▶ _EXTRACTED DATA_:
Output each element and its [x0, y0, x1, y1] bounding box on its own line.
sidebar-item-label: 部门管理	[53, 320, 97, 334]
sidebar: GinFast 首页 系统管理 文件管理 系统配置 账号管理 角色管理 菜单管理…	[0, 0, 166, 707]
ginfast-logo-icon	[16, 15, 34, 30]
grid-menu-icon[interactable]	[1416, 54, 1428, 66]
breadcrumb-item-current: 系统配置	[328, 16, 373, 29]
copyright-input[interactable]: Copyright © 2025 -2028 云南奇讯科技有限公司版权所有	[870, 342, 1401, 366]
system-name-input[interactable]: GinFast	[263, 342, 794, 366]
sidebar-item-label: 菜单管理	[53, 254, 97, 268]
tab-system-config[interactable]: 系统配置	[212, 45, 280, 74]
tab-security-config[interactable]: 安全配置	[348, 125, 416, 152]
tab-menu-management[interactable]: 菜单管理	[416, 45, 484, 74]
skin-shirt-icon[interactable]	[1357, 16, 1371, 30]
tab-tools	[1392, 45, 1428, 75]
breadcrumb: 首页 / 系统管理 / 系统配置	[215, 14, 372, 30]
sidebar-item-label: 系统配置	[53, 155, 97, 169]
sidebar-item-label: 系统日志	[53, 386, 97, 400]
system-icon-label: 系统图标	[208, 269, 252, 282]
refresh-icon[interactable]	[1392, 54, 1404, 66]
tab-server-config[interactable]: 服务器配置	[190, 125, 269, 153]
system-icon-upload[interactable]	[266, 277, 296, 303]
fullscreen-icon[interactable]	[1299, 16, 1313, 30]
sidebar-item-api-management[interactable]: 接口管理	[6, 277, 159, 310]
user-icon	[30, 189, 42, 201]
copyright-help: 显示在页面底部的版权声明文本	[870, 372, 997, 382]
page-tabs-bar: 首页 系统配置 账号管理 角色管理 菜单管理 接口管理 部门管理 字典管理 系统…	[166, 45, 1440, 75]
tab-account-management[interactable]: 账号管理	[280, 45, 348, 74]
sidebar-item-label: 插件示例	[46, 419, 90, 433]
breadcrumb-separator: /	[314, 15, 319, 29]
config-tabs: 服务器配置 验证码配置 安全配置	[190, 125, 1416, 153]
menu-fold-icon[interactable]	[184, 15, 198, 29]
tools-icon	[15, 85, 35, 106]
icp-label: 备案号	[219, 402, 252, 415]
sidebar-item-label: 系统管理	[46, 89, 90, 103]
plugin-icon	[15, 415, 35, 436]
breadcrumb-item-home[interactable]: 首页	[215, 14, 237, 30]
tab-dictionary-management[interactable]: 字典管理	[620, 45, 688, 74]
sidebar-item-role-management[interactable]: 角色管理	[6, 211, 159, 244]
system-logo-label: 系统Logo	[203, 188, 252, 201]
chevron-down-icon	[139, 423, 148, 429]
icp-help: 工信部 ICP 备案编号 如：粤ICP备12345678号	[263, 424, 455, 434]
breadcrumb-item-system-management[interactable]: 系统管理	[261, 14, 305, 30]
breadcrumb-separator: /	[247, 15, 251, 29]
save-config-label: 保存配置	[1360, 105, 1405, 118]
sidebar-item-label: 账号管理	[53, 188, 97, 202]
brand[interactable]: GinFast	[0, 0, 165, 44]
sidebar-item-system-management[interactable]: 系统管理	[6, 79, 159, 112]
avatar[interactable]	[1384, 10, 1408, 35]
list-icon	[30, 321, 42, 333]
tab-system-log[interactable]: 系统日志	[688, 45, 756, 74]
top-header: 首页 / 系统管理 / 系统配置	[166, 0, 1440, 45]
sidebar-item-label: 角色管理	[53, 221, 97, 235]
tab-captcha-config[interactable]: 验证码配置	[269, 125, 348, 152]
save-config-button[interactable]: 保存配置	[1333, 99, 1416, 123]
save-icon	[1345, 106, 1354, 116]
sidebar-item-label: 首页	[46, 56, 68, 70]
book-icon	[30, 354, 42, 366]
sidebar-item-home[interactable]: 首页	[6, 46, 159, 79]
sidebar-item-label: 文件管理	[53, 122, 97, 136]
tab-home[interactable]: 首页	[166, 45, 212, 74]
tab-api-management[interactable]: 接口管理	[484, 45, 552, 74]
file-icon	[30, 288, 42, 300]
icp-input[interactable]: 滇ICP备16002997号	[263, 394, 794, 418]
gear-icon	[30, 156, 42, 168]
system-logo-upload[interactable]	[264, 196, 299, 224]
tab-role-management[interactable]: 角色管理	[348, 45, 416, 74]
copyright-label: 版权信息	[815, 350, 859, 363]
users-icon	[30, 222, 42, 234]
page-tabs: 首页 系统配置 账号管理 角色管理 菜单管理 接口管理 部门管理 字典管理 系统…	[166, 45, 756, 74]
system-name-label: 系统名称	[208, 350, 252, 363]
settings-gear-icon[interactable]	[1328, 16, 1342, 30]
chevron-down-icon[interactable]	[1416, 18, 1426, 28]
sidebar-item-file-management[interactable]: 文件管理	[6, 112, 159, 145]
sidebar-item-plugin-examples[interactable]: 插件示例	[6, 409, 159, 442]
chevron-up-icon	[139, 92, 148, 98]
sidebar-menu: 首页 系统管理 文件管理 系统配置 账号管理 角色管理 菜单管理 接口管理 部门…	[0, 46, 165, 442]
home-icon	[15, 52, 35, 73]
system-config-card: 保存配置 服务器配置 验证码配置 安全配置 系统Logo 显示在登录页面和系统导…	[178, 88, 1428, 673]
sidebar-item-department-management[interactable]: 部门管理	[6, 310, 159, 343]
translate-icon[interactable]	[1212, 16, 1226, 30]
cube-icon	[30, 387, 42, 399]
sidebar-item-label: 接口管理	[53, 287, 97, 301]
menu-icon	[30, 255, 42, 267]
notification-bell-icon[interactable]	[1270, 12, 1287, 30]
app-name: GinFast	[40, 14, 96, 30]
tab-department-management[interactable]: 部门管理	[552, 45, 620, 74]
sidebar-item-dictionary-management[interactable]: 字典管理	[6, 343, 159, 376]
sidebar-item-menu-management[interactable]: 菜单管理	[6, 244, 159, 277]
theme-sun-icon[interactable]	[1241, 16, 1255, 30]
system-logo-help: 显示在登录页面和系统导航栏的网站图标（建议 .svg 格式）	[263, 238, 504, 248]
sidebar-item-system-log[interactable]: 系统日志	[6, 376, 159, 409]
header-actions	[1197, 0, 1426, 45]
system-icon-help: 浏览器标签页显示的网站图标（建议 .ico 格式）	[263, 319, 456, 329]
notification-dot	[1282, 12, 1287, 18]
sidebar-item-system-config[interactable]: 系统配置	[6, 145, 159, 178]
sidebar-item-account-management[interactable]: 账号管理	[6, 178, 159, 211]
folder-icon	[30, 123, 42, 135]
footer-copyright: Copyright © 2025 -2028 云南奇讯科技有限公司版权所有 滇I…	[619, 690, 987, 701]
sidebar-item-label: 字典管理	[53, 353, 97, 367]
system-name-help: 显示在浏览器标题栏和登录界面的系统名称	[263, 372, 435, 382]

▶ _TASK TO COMPLETE_: Rewrite the part of the records that runs from the first line through the line containing "85, 35, 106]", substituting "nav-item-label" for "sidebar-item-label" and leaving everything else unchanged.

▶ _ANSWER TO THIS EXERCISE_:
Output each element and its [x0, y0, x1, y1] bounding box on its own line.
nav-item-label: 部门管理	[53, 320, 97, 334]
sidebar: GinFast 首页 系统管理 文件管理 系统配置 账号管理 角色管理 菜单管理…	[0, 0, 166, 707]
ginfast-logo-icon	[16, 15, 34, 30]
grid-menu-icon[interactable]	[1416, 54, 1428, 66]
breadcrumb-item-current: 系统配置	[328, 16, 373, 29]
copyright-input[interactable]: Copyright © 2025 -2028 云南奇讯科技有限公司版权所有	[870, 342, 1401, 366]
system-name-input[interactable]: GinFast	[263, 342, 794, 366]
nav-item-label: 菜单管理	[53, 254, 97, 268]
tab-system-config[interactable]: 系统配置	[212, 45, 280, 74]
tab-security-config[interactable]: 安全配置	[348, 125, 416, 152]
tab-menu-management[interactable]: 菜单管理	[416, 45, 484, 74]
skin-shirt-icon[interactable]	[1357, 16, 1371, 30]
tab-tools	[1392, 45, 1428, 75]
breadcrumb: 首页 / 系统管理 / 系统配置	[215, 14, 372, 30]
nav-item-label: 系统配置	[53, 155, 97, 169]
nav-item-label: 系统日志	[53, 386, 97, 400]
system-icon-label: 系统图标	[208, 269, 252, 282]
refresh-icon[interactable]	[1392, 54, 1404, 66]
tab-server-config[interactable]: 服务器配置	[190, 125, 269, 153]
system-icon-upload[interactable]	[266, 277, 296, 303]
fullscreen-icon[interactable]	[1299, 16, 1313, 30]
sidebar-item-api-management[interactable]: 接口管理	[6, 277, 159, 310]
user-icon	[30, 189, 42, 201]
copyright-help: 显示在页面底部的版权声明文本	[870, 372, 997, 382]
page-tabs-bar: 首页 系统配置 账号管理 角色管理 菜单管理 接口管理 部门管理 字典管理 系统…	[166, 45, 1440, 75]
tab-account-management[interactable]: 账号管理	[280, 45, 348, 74]
nav-item-label: 插件示例	[46, 419, 90, 433]
breadcrumb-separator: /	[314, 15, 319, 29]
config-tabs: 服务器配置 验证码配置 安全配置	[190, 125, 1416, 153]
menu-fold-icon[interactable]	[184, 15, 198, 29]
tools-icon	[15, 85, 35, 106]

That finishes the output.